----- PROVIDED DATA

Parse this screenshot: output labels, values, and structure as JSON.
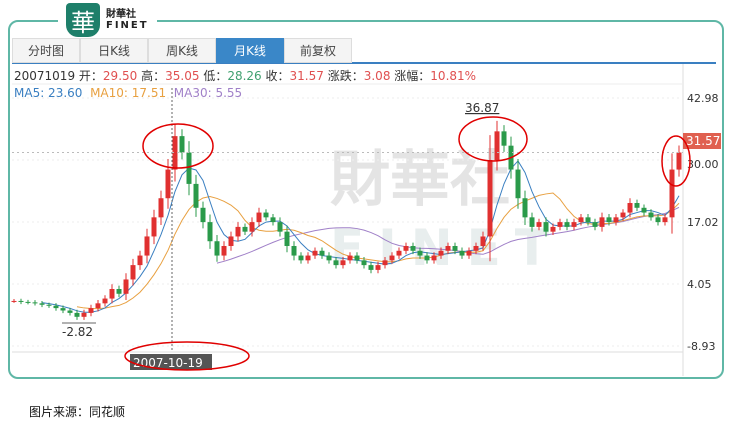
{
  "logo": {
    "mark": "華",
    "cn": "財華社",
    "en": "FINET"
  },
  "tabs": [
    {
      "label": "分时图"
    },
    {
      "label": "日K线"
    },
    {
      "label": "周K线"
    },
    {
      "label": "月K线",
      "active": true
    },
    {
      "label": "前复权"
    }
  ],
  "info": {
    "date": "20071019",
    "open_label": "开：",
    "open": "29.50",
    "high_label": "高：",
    "high": "35.05",
    "low_label": "低：",
    "low": "28.26",
    "close_label": "收：",
    "close": "31.57",
    "change_label": "涨跌：",
    "change": "3.08",
    "pct_label": "涨幅：",
    "pct": "10.81%"
  },
  "ma": {
    "ma5": "MA5: 23.60",
    "ma10": "MA10: 17.51",
    "ma30": "MA30: 5.55"
  },
  "colors": {
    "up": "#e03030",
    "down": "#2a9a4a",
    "ma5": "#3a7fc1",
    "ma10": "#e8a040",
    "ma30": "#a080c8",
    "frame": "#5fb7a6",
    "annotation": "#e00000"
  },
  "caption": "图片来源：同花顺",
  "chart_data": {
    "type": "candlestick",
    "interval": "monthly",
    "y_ticks": [
      "42.98",
      "30.00",
      "17.02",
      "4.05",
      "-8.93"
    ],
    "ylim": [
      -8.93,
      42.98
    ],
    "closes": [
      0.5,
      0.3,
      0.2,
      0.0,
      -0.3,
      -0.5,
      -1,
      -1.5,
      -2.0,
      -2.82,
      -2,
      -1,
      0,
      1,
      3,
      2,
      5,
      8,
      10,
      14,
      18,
      22,
      28,
      35,
      31.57,
      25,
      20,
      17,
      13,
      10,
      12,
      14,
      16,
      15,
      17,
      19,
      18,
      17,
      15,
      12,
      10,
      9,
      10,
      11,
      10,
      9,
      8,
      9,
      10,
      9,
      8,
      7,
      8,
      9,
      10,
      11,
      12,
      11,
      10,
      9,
      10,
      11,
      12,
      11,
      10,
      11,
      12,
      14,
      30,
      36,
      33,
      28,
      22,
      18,
      16,
      17,
      15,
      16,
      17,
      16,
      17,
      18,
      17,
      16,
      18,
      17,
      18,
      19,
      21,
      20,
      19,
      18,
      17,
      18,
      28,
      31.57
    ],
    "annotations": {
      "max_label": "36.87",
      "min_label": "-2.82",
      "cursor_date": "2007-10-19",
      "last_price": "31.57"
    },
    "watermark": "財華社 FINET"
  }
}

----------

Repeat all of the records verbatim, leaving out the pictures.

Parse this screenshot: output labels, values, and structure as JSON.
{
  "logo": {
    "mark": "華",
    "cn": "財華社",
    "en": "FINET"
  },
  "tabs": [
    {
      "label": "分时图"
    },
    {
      "label": "日K线"
    },
    {
      "label": "周K线"
    },
    {
      "label": "月K线",
      "active": true
    },
    {
      "label": "前复权"
    }
  ],
  "info": {
    "date": "20071019",
    "open_label": "开：",
    "open": "29.50",
    "high_label": "高：",
    "high": "35.05",
    "low_label": "低：",
    "low": "28.26",
    "close_label": "收：",
    "close": "31.57",
    "change_label": "涨跌：",
    "change": "3.08",
    "pct_label": "涨幅：",
    "pct": "10.81%"
  },
  "ma": {
    "ma5": "MA5: 23.60",
    "ma10": "MA10: 17.51",
    "ma30": "MA30: 5.55"
  },
  "colors": {
    "up": "#e03030",
    "down": "#2a9a4a",
    "ma5": "#3a7fc1",
    "ma10": "#e8a040",
    "ma30": "#a080c8",
    "frame": "#5fb7a6",
    "annotation": "#e00000"
  },
  "caption": "图片来源：同花顺",
  "chart_data": {
    "type": "candlestick",
    "interval": "monthly",
    "y_ticks": [
      "42.98",
      "30.00",
      "17.02",
      "4.05",
      "-8.93"
    ],
    "ylim": [
      -8.93,
      42.98
    ],
    "closes": [
      0.5,
      0.3,
      0.2,
      0.0,
      -0.3,
      -0.5,
      -1,
      -1.5,
      -2.0,
      -2.82,
      -2,
      -1,
      0,
      1,
      3,
      2,
      5,
      8,
      10,
      14,
      18,
      22,
      28,
      35,
      31.57,
      25,
      20,
      17,
      13,
      10,
      12,
      14,
      16,
      15,
      17,
      19,
      18,
      17,
      15,
      12,
      10,
      9,
      10,
      11,
      10,
      9,
      8,
      9,
      10,
      9,
      8,
      7,
      8,
      9,
      10,
      11,
      12,
      11,
      10,
      9,
      10,
      11,
      12,
      11,
      10,
      11,
      12,
      14,
      30,
      36,
      33,
      28,
      22,
      18,
      16,
      17,
      15,
      16,
      17,
      16,
      17,
      18,
      17,
      16,
      18,
      17,
      18,
      19,
      21,
      20,
      19,
      18,
      17,
      18,
      28,
      31.57
    ],
    "annotations": {
      "max_label": "36.87",
      "min_label": "-2.82",
      "cursor_date": "2007-10-19",
      "last_price": "31.57"
    },
    "watermark": "財華社 FINET"
  }
}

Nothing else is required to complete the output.